EXERCISE PROMPT: Give the number of lines in the records below that include "marker". Reply with that number alone.
— BEGIN SUPPLIED ENTRIES —
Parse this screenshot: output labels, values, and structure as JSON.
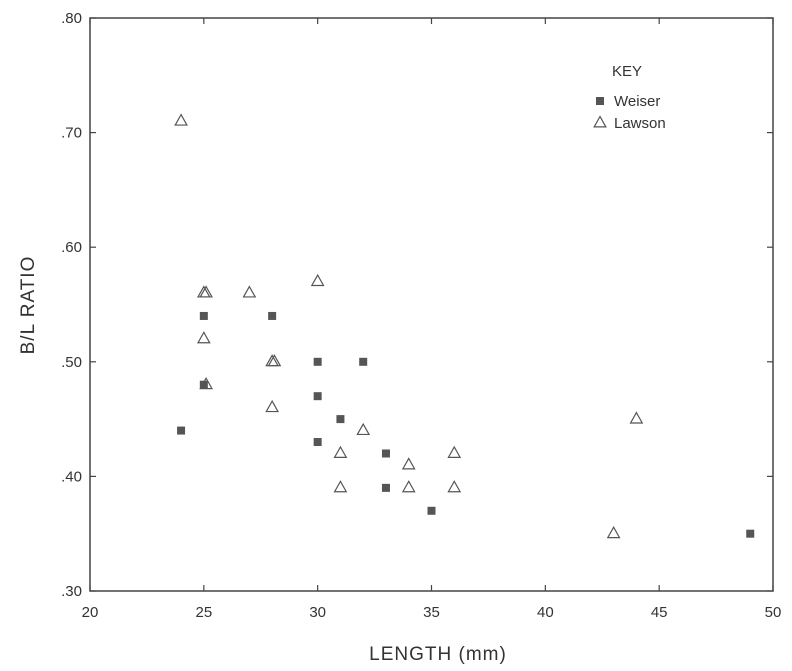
{
  "chart_data": {
    "type": "scatter",
    "title": "",
    "xlabel": "LENGTH (mm)",
    "ylabel": "B/L RATIO",
    "xlim": [
      20,
      50
    ],
    "ylim": [
      0.3,
      0.8
    ],
    "xticks": [
      20,
      25,
      30,
      35,
      40,
      45,
      50
    ],
    "xtick_labels": [
      "20",
      "25",
      "30",
      "35",
      "40",
      "45",
      "50"
    ],
    "yticks": [
      0.3,
      0.4,
      0.5,
      0.6,
      0.7,
      0.8
    ],
    "ytick_labels": [
      ".30",
      ".40",
      ".50",
      ".60",
      ".70",
      ".80"
    ],
    "grid": false,
    "legend": {
      "title": "KEY",
      "position": "top-right"
    },
    "series": [
      {
        "name": "Weiser",
        "marker": "filled-square",
        "color": "#555555",
        "points": [
          {
            "x": 24,
            "y": 0.44
          },
          {
            "x": 25,
            "y": 0.54
          },
          {
            "x": 25,
            "y": 0.48
          },
          {
            "x": 28,
            "y": 0.54
          },
          {
            "x": 30,
            "y": 0.5
          },
          {
            "x": 30,
            "y": 0.47
          },
          {
            "x": 30,
            "y": 0.43
          },
          {
            "x": 31,
            "y": 0.45
          },
          {
            "x": 32,
            "y": 0.5
          },
          {
            "x": 33,
            "y": 0.42
          },
          {
            "x": 33,
            "y": 0.39
          },
          {
            "x": 35,
            "y": 0.37
          },
          {
            "x": 49,
            "y": 0.35
          }
        ]
      },
      {
        "name": "Lawson",
        "marker": "open-triangle",
        "color": "#555555",
        "points": [
          {
            "x": 24,
            "y": 0.71
          },
          {
            "x": 25,
            "y": 0.56
          },
          {
            "x": 25.1,
            "y": 0.56
          },
          {
            "x": 25,
            "y": 0.52
          },
          {
            "x": 25.1,
            "y": 0.48
          },
          {
            "x": 27,
            "y": 0.56
          },
          {
            "x": 28,
            "y": 0.5
          },
          {
            "x": 28.1,
            "y": 0.5
          },
          {
            "x": 28,
            "y": 0.46
          },
          {
            "x": 30,
            "y": 0.57
          },
          {
            "x": 31,
            "y": 0.42
          },
          {
            "x": 31,
            "y": 0.39
          },
          {
            "x": 32,
            "y": 0.44
          },
          {
            "x": 34,
            "y": 0.41
          },
          {
            "x": 34,
            "y": 0.39
          },
          {
            "x": 36,
            "y": 0.42
          },
          {
            "x": 36,
            "y": 0.39
          },
          {
            "x": 43,
            "y": 0.35
          },
          {
            "x": 44,
            "y": 0.45
          }
        ]
      }
    ]
  }
}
— END SUPPLIED ENTRIES —
ANSWER FOR THIS EXERCISE: 2